======== Raw data

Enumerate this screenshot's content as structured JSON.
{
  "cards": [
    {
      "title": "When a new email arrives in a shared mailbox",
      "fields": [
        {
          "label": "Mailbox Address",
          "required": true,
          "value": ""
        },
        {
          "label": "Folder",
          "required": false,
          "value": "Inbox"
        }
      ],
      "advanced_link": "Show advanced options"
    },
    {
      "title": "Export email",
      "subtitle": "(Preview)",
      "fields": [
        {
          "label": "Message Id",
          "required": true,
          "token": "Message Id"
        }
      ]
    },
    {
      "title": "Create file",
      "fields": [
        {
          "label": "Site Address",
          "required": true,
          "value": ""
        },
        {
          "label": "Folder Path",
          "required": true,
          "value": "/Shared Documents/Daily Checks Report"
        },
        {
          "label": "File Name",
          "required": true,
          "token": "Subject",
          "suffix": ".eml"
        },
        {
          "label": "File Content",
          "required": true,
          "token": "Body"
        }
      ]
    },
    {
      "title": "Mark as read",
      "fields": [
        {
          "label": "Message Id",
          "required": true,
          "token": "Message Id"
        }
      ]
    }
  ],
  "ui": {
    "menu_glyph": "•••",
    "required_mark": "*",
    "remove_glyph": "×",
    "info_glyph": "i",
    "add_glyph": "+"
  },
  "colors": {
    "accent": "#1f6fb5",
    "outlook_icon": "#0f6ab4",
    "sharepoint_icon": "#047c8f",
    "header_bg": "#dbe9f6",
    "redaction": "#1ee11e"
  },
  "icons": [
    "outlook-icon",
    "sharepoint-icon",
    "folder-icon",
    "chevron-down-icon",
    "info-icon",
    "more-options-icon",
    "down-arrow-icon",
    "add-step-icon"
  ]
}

================

Problem to solve
Filter the records above for lines containing the word "label", and copy those lines.

Reply
          "label": "Mailbox Address",
          "label": "Folder",
          "label": "Message Id",
          "label": "Site Address",
          "label": "Folder Path",
          "label": "File Name",
          "label": "File Content",
          "label": "Message Id",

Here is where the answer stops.